* _Set problem_
Copy each line of the data below exactly, leaving out pictures.
start
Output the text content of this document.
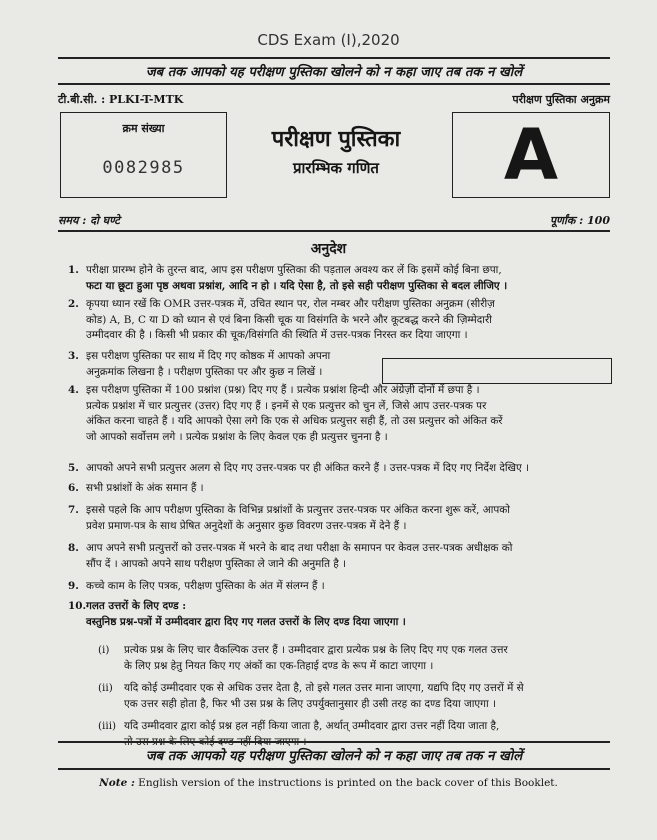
CDS Exam (I),2020
जब तक आपको यह परीक्षण पुस्तिका खोलने को न कहा जाए तब तक न खोलें
टी.बी.सी. : PLKI-T-MTK	परीक्षण पुस्तिका अनुक्रम
क्रम संख्या
0082985
परीक्षण पुस्तिका
प्रारम्भिक गणित	A
समय : दो घण्टे	पूर्णांक : 100
अनुदेश
1. परीक्षा प्रारम्भ होने के तुरन्त बाद, आप इस परीक्षण पुस्तिका की पड़ताल अवश्य कर लें कि इसमें कोई बिना छपा,
फटा या छूटा हुआ पृष्ठ अथवा प्रश्नांश, आदि न हो । यदि ऐसा है, तो इसे सही परीक्षण पुस्तिका से बदल लीजिए ।
2. कृपया ध्यान रखें कि OMR उत्तर-पत्रक में, उचित स्थान पर, रोल नम्बर और परीक्षण पुस्तिका अनुक्रम (सीरीज़
कोड) A, B, C या D को ध्यान से एवं बिना किसी चूक या विसंगति के भरने और कूटबद्ध करने की ज़िम्मेदारी
उम्मीदवार की है । किसी भी प्रकार की चूक/विसंगति की स्थिति में उत्तर-पत्रक निरस्त कर दिया जाएगा ।
3. इस परीक्षण पुस्तिका पर साथ में दिए गए कोष्ठक में आपको अपना
अनुक्रमांक लिखना है । परीक्षण पुस्तिका पर और कुछ न लिखें ।
4. इस परीक्षण पुस्तिका में 100 प्रश्नांश (प्रश्न) दिए गए हैं । प्रत्येक प्रश्नांश हिन्दी और अंग्रेज़ी दोनों में छपा है ।
प्रत्येक प्रश्नांश में चार प्रत्युत्तर (उत्तर) दिए गए हैं । इनमें से एक प्रत्युत्तर को चुन लें, जिसे आप उत्तर-पत्रक पर
अंकित करना चाहते हैं । यदि आपको ऐसा लगे कि एक से अधिक प्रत्युत्तर सही हैं, तो उस प्रत्युत्तर को अंकित करें
जो आपको सर्वोत्तम लगे । प्रत्येक प्रश्नांश के लिए केवल एक ही प्रत्युत्तर चुनना है ।
5. आपको अपने सभी प्रत्युत्तर अलग से दिए गए उत्तर-पत्रक पर ही अंकित करने हैं । उत्तर-पत्रक में दिए गए निर्देश देखिए ।
6. सभी प्रश्नांशों के अंक समान हैं ।
7. इससे पहले कि आप परीक्षण पुस्तिका के विभिन्न प्रश्नांशों के प्रत्युत्तर उत्तर-पत्रक पर अंकित करना शुरू करें, आपको
प्रवेश प्रमाण-पत्र के साथ प्रेषित अनुदेशों के अनुसार कुछ विवरण उत्तर-पत्रक में देने हैं ।
8. आप अपने सभी प्रत्युत्तरों को उत्तर-पत्रक में भरने के बाद तथा परीक्षा के समापन पर केवल उत्तर-पत्रक अधीक्षक को
सौंप दें । आपको अपने साथ परीक्षण पुस्तिका ले जाने की अनुमति है ।
9. कच्चे काम के लिए पत्रक, परीक्षण पुस्तिका के अंत में संलग्न हैं ।
10. गलत उत्तरों के लिए दण्ड :
वस्तुनिष्ठ प्रश्न-पत्रों में उम्मीदवार द्वारा दिए गए गलत उत्तरों के लिए दण्ड दिया जाएगा ।
(i) प्रत्येक प्रश्न के लिए चार वैकल्पिक उत्तर हैं । उम्मीदवार द्वारा प्रत्येक प्रश्न के लिए दिए गए एक गलत उत्तर
के लिए प्रश्न हेतु नियत किए गए अंकों का एक-तिहाई दण्ड के रूप में काटा जाएगा ।
(ii) यदि कोई उम्मीदवार एक से अधिक उत्तर देता है, तो इसे गलत उत्तर माना जाएगा, यद्यपि दिए गए उत्तरों में से
एक उत्तर सही होता है, फिर भी उस प्रश्न के लिए उपर्युक्तानुसार ही उसी तरह का दण्ड दिया जाएगा ।
(iii) यदि उम्मीदवार द्वारा कोई प्रश्न हल नहीं किया जाता है, अर्थात् उम्मीदवार द्वारा उत्तर नहीं दिया जाता है,
तो उस प्रश्न के लिए कोई दण्ड नहीं दिया जाएगा ।
जब तक आपको यह परीक्षण पुस्तिका खोलने को न कहा जाए तब तक न खोलें
Note : English version of the instructions is printed on the back cover of this Booklet.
end
* _Solution for this exercise_
Output the text content of this document.
CDS Exam (I),2020
जब तक आपको यह परीक्षण पुस्तिका खोलने को न कहा जाए तब तक न खोलें
टी.बी.सी. : PLKI-T-MTK	परीक्षण पुस्तिका अनुक्रम
क्रम संख्या
0082985
परीक्षण पुस्तिका
प्रारम्भिक गणित	A
समय : दो घण्टे	पूर्णांक : 100
अनुदेश
1. परीक्षा प्रारम्भ होने के तुरन्त बाद, आप इस परीक्षण पुस्तिका की पड़ताल अवश्य कर लें कि इसमें कोई बिना छपा,
फटा या छूटा हुआ पृष्ठ अथवा प्रश्नांश, आदि न हो । यदि ऐसा है, तो इसे सही परीक्षण पुस्तिका से बदल लीजिए ।
2. कृपया ध्यान रखें कि OMR उत्तर-पत्रक में, उचित स्थान पर, रोल नम्बर और परीक्षण पुस्तिका अनुक्रम (सीरीज़
कोड) A, B, C या D को ध्यान से एवं बिना किसी चूक या विसंगति के भरने और कूटबद्ध करने की ज़िम्मेदारी
उम्मीदवार की है । किसी भी प्रकार की चूक/विसंगति की स्थिति में उत्तर-पत्रक निरस्त कर दिया जाएगा ।
3. इस परीक्षण पुस्तिका पर साथ में दिए गए कोष्ठक में आपको अपना
अनुक्रमांक लिखना है । परीक्षण पुस्तिका पर और कुछ न लिखें ।
4. इस परीक्षण पुस्तिका में 100 प्रश्नांश (प्रश्न) दिए गए हैं । प्रत्येक प्रश्नांश हिन्दी और अंग्रेज़ी दोनों में छपा है ।
प्रत्येक प्रश्नांश में चार प्रत्युत्तर (उत्तर) दिए गए हैं । इनमें से एक प्रत्युत्तर को चुन लें, जिसे आप उत्तर-पत्रक पर
अंकित करना चाहते हैं । यदि आपको ऐसा लगे कि एक से अधिक प्रत्युत्तर सही हैं, तो उस प्रत्युत्तर को अंकित करें
जो आपको सर्वोत्तम लगे । प्रत्येक प्रश्नांश के लिए केवल एक ही प्रत्युत्तर चुनना है ।
5. आपको अपने सभी प्रत्युत्तर अलग से दिए गए उत्तर-पत्रक पर ही अंकित करने हैं । उत्तर-पत्रक में दिए गए निर्देश देखिए ।
6. सभी प्रश्नांशों के अंक समान हैं ।
7. इससे पहले कि आप परीक्षण पुस्तिका के विभिन्न प्रश्नांशों के प्रत्युत्तर उत्तर-पत्रक पर अंकित करना शुरू करें, आपको
प्रवेश प्रमाण-पत्र के साथ प्रेषित अनुदेशों के अनुसार कुछ विवरण उत्तर-पत्रक में देने हैं ।
8. आप अपने सभी प्रत्युत्तरों को उत्तर-पत्रक में भरने के बाद तथा परीक्षा के समापन पर केवल उत्तर-पत्रक अधीक्षक को
सौंप दें । आपको अपने साथ परीक्षण पुस्तिका ले जाने की अनुमति है ।
9. कच्चे काम के लिए पत्रक, परीक्षण पुस्तिका के अंत में संलग्न हैं ।
10. गलत उत्तरों के लिए दण्ड :
वस्तुनिष्ठ प्रश्न-पत्रों में उम्मीदवार द्वारा दिए गए गलत उत्तरों के लिए दण्ड दिया जाएगा ।
(i) प्रत्येक प्रश्न के लिए चार वैकल्पिक उत्तर हैं । उम्मीदवार द्वारा प्रत्येक प्रश्न के लिए दिए गए एक गलत उत्तर
के लिए प्रश्न हेतु नियत किए गए अंकों का एक-तिहाई दण्ड के रूप में काटा जाएगा ।
(ii) यदि कोई उम्मीदवार एक से अधिक उत्तर देता है, तो इसे गलत उत्तर माना जाएगा, यद्यपि दिए गए उत्तरों में से
एक उत्तर सही होता है, फिर भी उस प्रश्न के लिए उपर्युक्तानुसार ही उसी तरह का दण्ड दिया जाएगा ।
(iii) यदि उम्मीदवार द्वारा कोई प्रश्न हल नहीं किया जाता है, अर्थात् उम्मीदवार द्वारा उत्तर नहीं दिया जाता है,
तो उस प्रश्न के लिए कोई दण्ड नहीं दिया जाएगा ।
जब तक आपको यह परीक्षण पुस्तिका खोलने को न कहा जाए तब तक न खोलें
Note : English version of the instructions is printed on the back cover of this Booklet.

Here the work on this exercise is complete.